## SET PROBLEM:
Write out the records that appear below, verbatim and complete, but without pictures.

## MATERIAL:
++++++
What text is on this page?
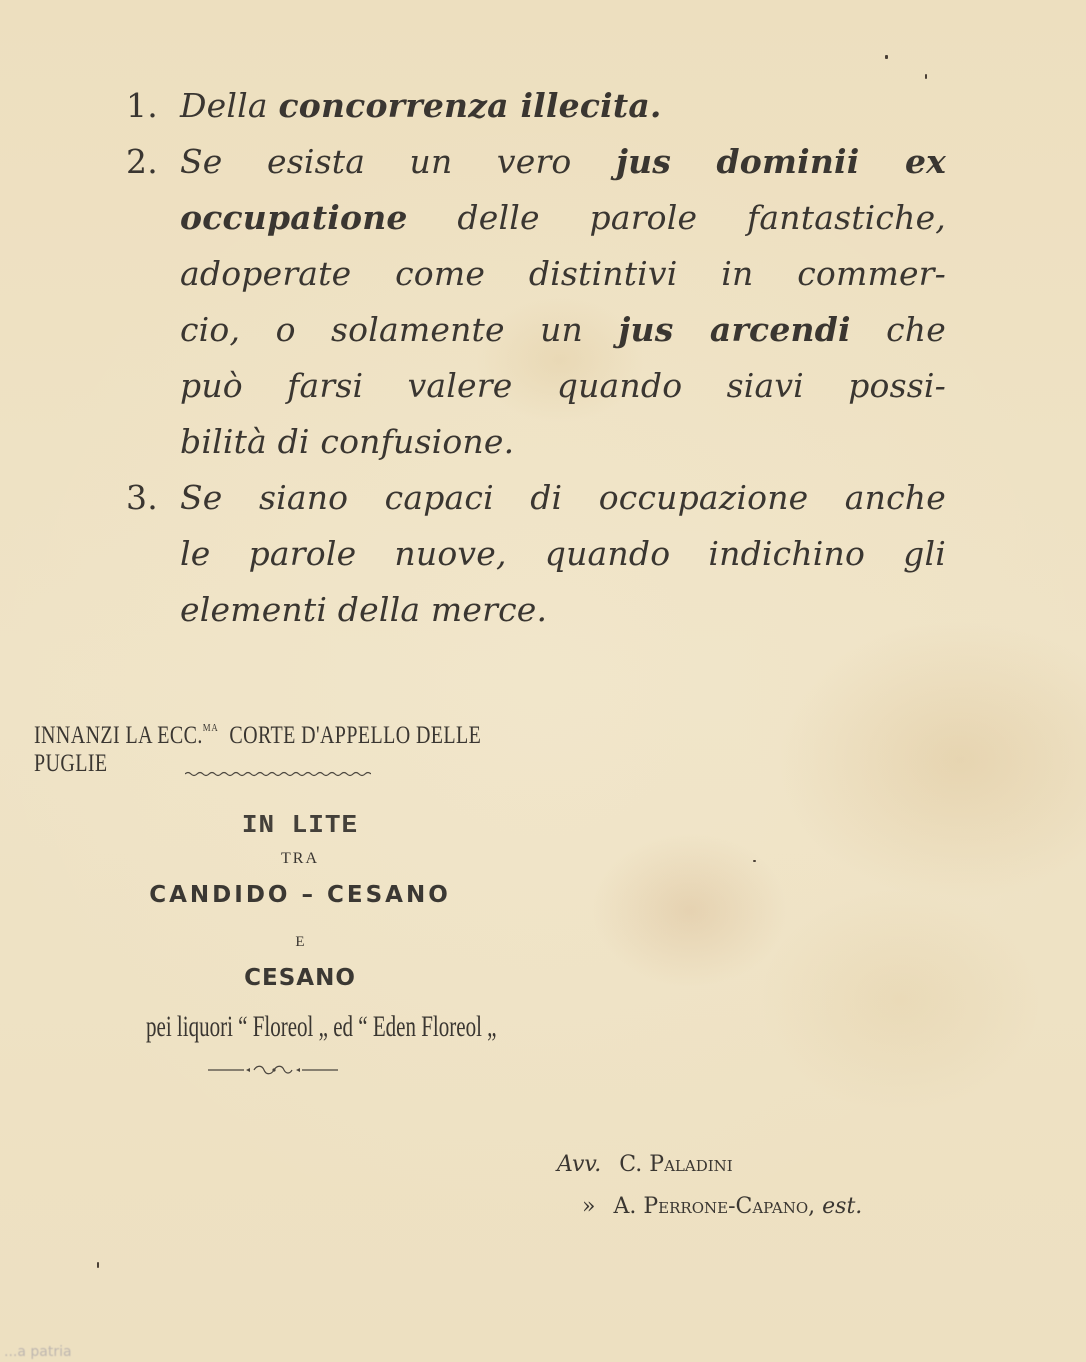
1. Della concorrenza illecita.
2. Se esista un vero jus dominii ex
occupatione delle parole fantastiche,
adoperate come distintivi in commer-
cio, o solamente un jus arcendi che
può farsi valere quando siavi possi-
bilità di confusione.
3. Se siano capaci di occupazione anche
le parole nuove, quando indichino gli
elementi della merce.
INNANZI LA ECC.$^{MA}$ CORTE D'APPELLO DELLE PUGLIE
IN LITE
TRA
CANDIDO – CESANO
E
CESANO
pei liquori “ Floreol „ ed “ Eden Floreol „
Avv. C. Paladini
» A. Perrone-Capano, est.
...a patria
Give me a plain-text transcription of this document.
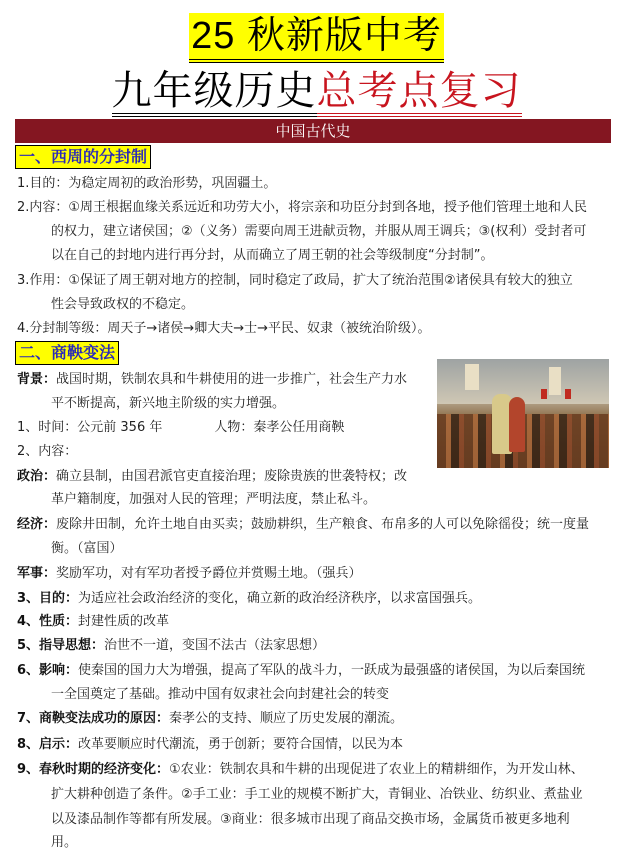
25 秋新版中考
九年级历史总考点复习
中国古代史
一、西周的分封制
1.目的：为稳定周初的政治形势，巩固疆土。
2.内容：①周王根据血缘关系远近和功劳大小，将宗亲和功臣分封到各地，授予他们管理土地和人民
的权力，建立诸侯国；②（义务）需要向周王进献贡物，并服从周王调兵；③(权利）受封者可
以在自己的封地内进行再分封，从而确立了周王朝的社会等级制度“分封制”。
3.作用：①保证了周王朝对地方的控制，同时稳定了政局，扩大了统治范围②诸侯具有较大的独立
性会导致政权的不稳定。
4.分封制等级：周天子→诸侯→卿大夫→士→平民、奴隶（被统治阶级）。
二、商鞅变法
背景：战国时期，铁制农具和牛耕使用的进一步推广，社会生产力水
平不断提高，新兴地主阶级的实力增强。
1、时间：公元前 356 年	人物：秦孝公任用商鞅
2、内容：
政治：确立县制，由国君派官吏直接治理；废除贵族的世袭特权；改
革户籍制度，加强对人民的管理；严明法度，禁止私斗。
经济：废除井田制，允许土地自由买卖；鼓励耕织，生产粮食、布帛多的人可以免除徭役；统一度量
衡。（富国）
军事：奖励军功，对有军功者授予爵位并赏赐土地。（强兵）
3、目的：为适应社会政治经济的变化，确立新的政治经济秩序，以求富国强兵。
4、性质：封建性质的改革
5、指导思想：治世不一道，变国不法古（法家思想）
6、影响：使秦国的国力大为增强，提高了军队的战斗力，一跃成为最强盛的诸侯国，为以后秦国统
一全国奠定了基础。推动中国有奴隶社会向封建社会的转变
7、商鞅变法成功的原因：秦孝公的支持、顺应了历史发展的潮流。
8、启示：改革要顺应时代潮流，勇于创新；要符合国情，以民为本
9、春秋时期的经济变化：①农业：铁制农具和牛耕的出现促进了农业上的精耕细作，为开发山林、
扩大耕种创造了条件。②手工业：手工业的规模不断扩大，青铜业、冶铁业、纺织业、煮盐业
以及漆品制作等都有所发展。③商业：很多城市出现了商品交换市场，金属货币被更多地利
用。
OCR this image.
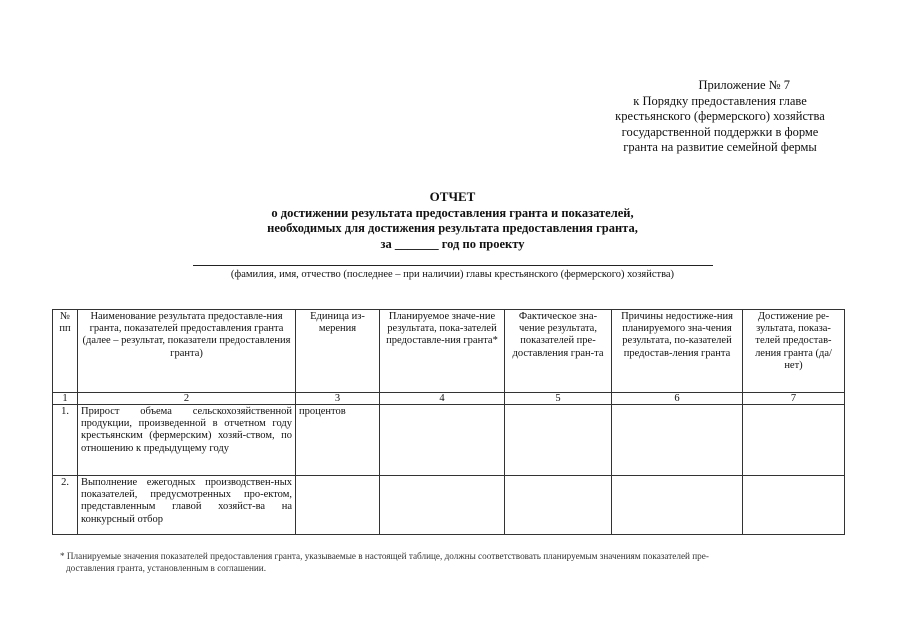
Приложение № 7
к Порядку предоставления главе
крестьянского (фермерского) хозяйства
государственной поддержки в форме
гранта на развитие семейной фермы
ОТЧЕТ
о достижении результата предоставления гранта и показателей,
необходимых для достижения результата предоставления гранта,
за _______ год по проекту
(фамилия, имя, отчество (последнее – при наличии) главы крестьянского (фермерского) хозяйства)
№ пп	Наименование результата предоставле-ния гранта, показателей предоставления гранта (далее – результат, показатели предоставления гранта)	Единица из-мерения	Планируемое значе-ние результата, пока-зателей предоставле-ния гранта*	Фактическое зна-чение результата, показателей пре-доставления гран-та	Причины недостиже-ния планируемого зна-чения результата, по-казателей предостав-ления гранта	Достижение ре-зультата, показа-телей предостав-ления гранта (да/нет)
1	2	3	4	5	6	7
1.	Прирост объема сельскохозяйственной продукции, произведенной в отчетном году крестьянским (фермерским) хозяй-ством, по отношению к предыдущему году	процентов				
2.	Выполнение ежегодных производствен-ных показателей, предусмотренных про-ектом, представленным главой хозяйст-ва на конкурсный отбор					
* Планируемые значения показателей предоставления гранта, указываемые в настоящей таблице, должны соответствовать планируемым значениям показателей пре-
доставления гранта, установленным в соглашении.
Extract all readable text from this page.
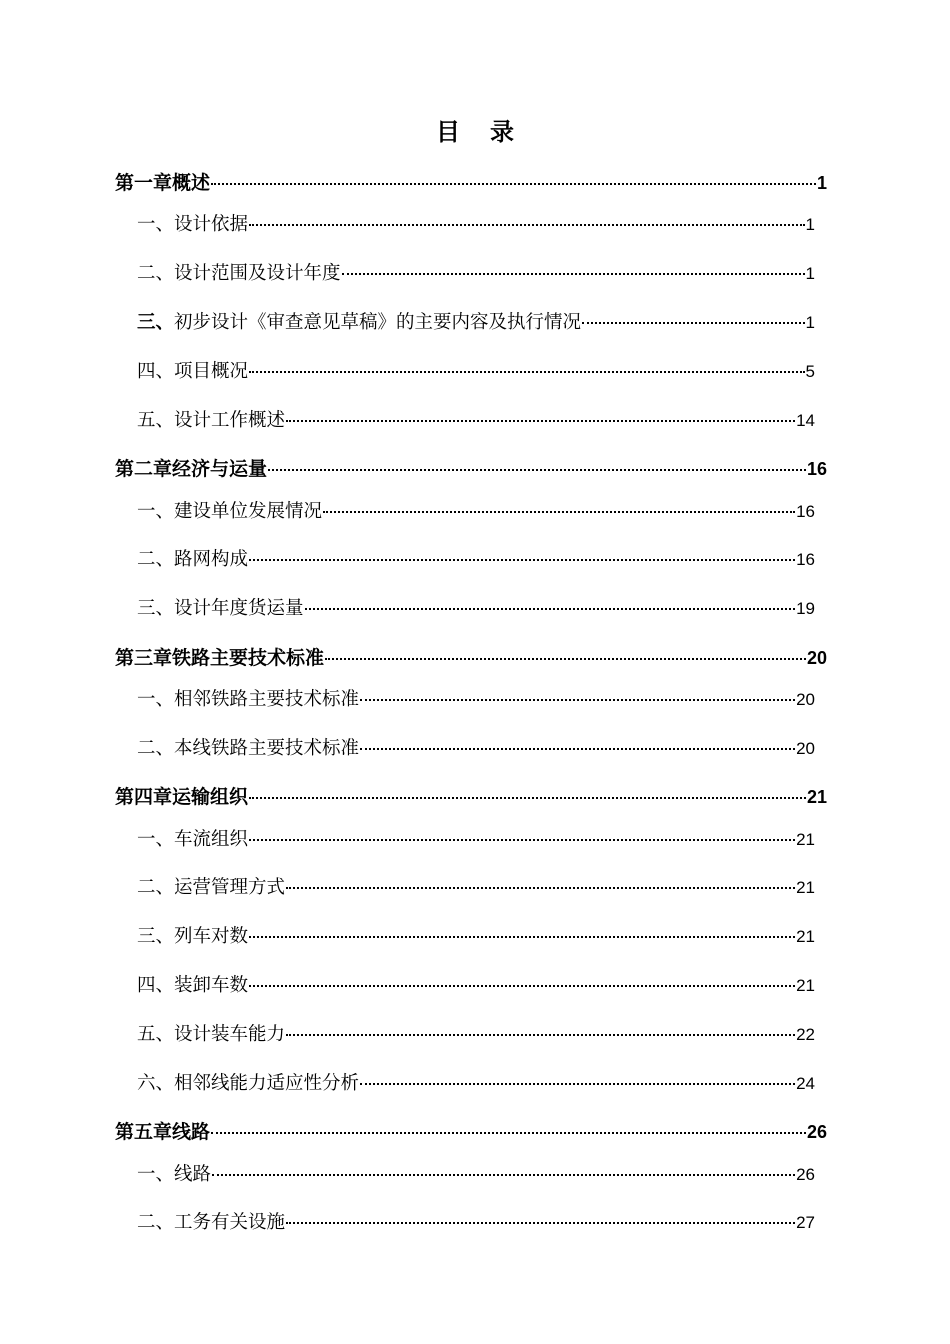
目录
第一章概述	1
一、设计依据	1
二、设计范围及设计年度	1
三、初步设计《审查意见草稿》的主要内容及执行情况	1
四、项目概况	5
五、设计工作概述	14
第二章经济与运量	16
一、建设单位发展情况	16
二、路网构成	16
三、设计年度货运量	19
第三章铁路主要技术标准	20
一、相邻铁路主要技术标准	20
二、本线铁路主要技术标准	20
第四章运输组织	21
一、车流组织	21
二、运营管理方式	21
三、列车对数	21
四、装卸车数	21
五、设计装车能力	22
六、相邻线能力适应性分析	24
第五章线路	26
一、线路	26
二、工务有关设施	27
++++++
## REPLY TO THE EXERCISE:
What text is on this page?
1. Della concorrenza illecita.
2. Se esista un vero jus dominii ex
occupatione delle parole fantastiche,
adoperate come distintivi in commer-
cio, o solamente un jus arcendi che
può farsi valere quando siavi possi-
bilità di confusione.
3. Se siano capaci di occupazione anche
le parole nuove, quando indichino gli
elementi della merce.
INNANZI LA ECC.$^{MA}$ CORTE D'APPELLO DELLE PUGLIE
IN LITE
TRA
CANDIDO – CESANO
E
CESANO
pei liquori “ Floreol „ ed “ Eden Floreol „
Avv. C. Paladini
» A. Perrone-Capano, est.
...a patria
Give me a plain-text transcription of this document.
25 秋新版中考
九年级历史总考点复习
中国古代史
一、西周的分封制
1.目的：为稳定周初的政治形势，巩固疆土。
2.内容：①周王根据血缘关系远近和功劳大小，将宗亲和功臣分封到各地，授予他们管理土地和人民
的权力，建立诸侯国；②（义务）需要向周王进献贡物，并服从周王调兵；③(权利）受封者可
以在自己的封地内进行再分封，从而确立了周王朝的社会等级制度“分封制”。
3.作用：①保证了周王朝对地方的控制，同时稳定了政局，扩大了统治范围②诸侯具有较大的独立
性会导致政权的不稳定。
4.分封制等级：周天子→诸侯→卿大夫→士→平民、奴隶（被统治阶级）。
二、商鞅变法
背景：战国时期，铁制农具和牛耕使用的进一步推广，社会生产力水
平不断提高，新兴地主阶级的实力增强。
1、时间：公元前 356 年	人物：秦孝公任用商鞅
2、内容：
政治：确立县制，由国君派官吏直接治理；废除贵族的世袭特权；改
革户籍制度，加强对人民的管理；严明法度，禁止私斗。
经济：废除井田制，允许土地自由买卖；鼓励耕织，生产粮食、布帛多的人可以免除徭役；统一度量
衡。（富国）
军事：奖励军功，对有军功者授予爵位并赏赐土地。（强兵）
3、目的：为适应社会政治经济的变化，确立新的政治经济秩序，以求富国强兵。
4、性质：封建性质的改革
5、指导思想：治世不一道，变国不法古（法家思想）
6、影响：使秦国的国力大为增强，提高了军队的战斗力，一跃成为最强盛的诸侯国，为以后秦国统
一全国奠定了基础。推动中国有奴隶社会向封建社会的转变
7、商鞅变法成功的原因：秦孝公的支持、顺应了历史发展的潮流。
8、启示：改革要顺应时代潮流，勇于创新；要符合国情，以民为本
9、春秋时期的经济变化：①农业：铁制农具和牛耕的出现促进了农业上的精耕细作，为开发山林、
扩大耕种创造了条件。②手工业：手工业的规模不断扩大，青铜业、冶铁业、纺织业、煮盐业
以及漆品制作等都有所发展。③商业：很多城市出现了商品交换市场，金属货币被更多地利
用。
OCR this image.
Приложение № 7
к Порядку предоставления главе
крестьянского (фермерского) хозяйства
государственной поддержки в форме
гранта на развитие семейной фермы
ОТЧЕТ
о достижении результата предоставления гранта и показателей,
необходимых для достижения результата предоставления гранта,
за _______ год по проекту
(фамилия, имя, отчество (последнее – при наличии) главы крестьянского (фермерского) хозяйства)
№ пп	Наименование результата предоставле-ния гранта, показателей предоставления гранта (далее – результат, показатели предоставления гранта)	Единица из-мерения	Планируемое значе-ние результата, пока-зателей предоставле-ния гранта*	Фактическое зна-чение результата, показателей пре-доставления гран-та	Причины недостиже-ния планируемого зна-чения результата, по-казателей предостав-ления гранта	Достижение ре-зультата, показа-телей предостав-ления гранта (да/нет)
1	2	3	4	5	6	7
1.	Прирост объема сельскохозяйственной продукции, произведенной в отчетном году крестьянским (фермерским) хозяй-ством, по отношению к предыдущему году	процентов				
2.	Выполнение ежегодных производствен-ных показателей, предусмотренных про-ектом, представленным главой хозяйст-ва на конкурсный отбор					
* Планируемые значения показателей предоставления гранта, указываемые в настоящей таблице, должны соответствовать планируемым значениям показателей пре-
доставления гранта, установленным в соглашении.
Extract all readable text from this page.
目录
第一章概述	1
一、设计依据	1
二、设计范围及设计年度	1
三、初步设计《审查意见草稿》的主要内容及执行情况	1
四、项目概况	5
五、设计工作概述	14
第二章经济与运量	16
一、建设单位发展情况	16
二、路网构成	16
三、设计年度货运量	19
第三章铁路主要技术标准	20
一、相邻铁路主要技术标准	20
二、本线铁路主要技术标准	20
第四章运输组织	21
一、车流组织	21
二、运营管理方式	21
三、列车对数	21
四、装卸车数	21
五、设计装车能力	22
六、相邻线能力适应性分析	24
第五章线路	26
一、线路	26
二、工务有关设施	27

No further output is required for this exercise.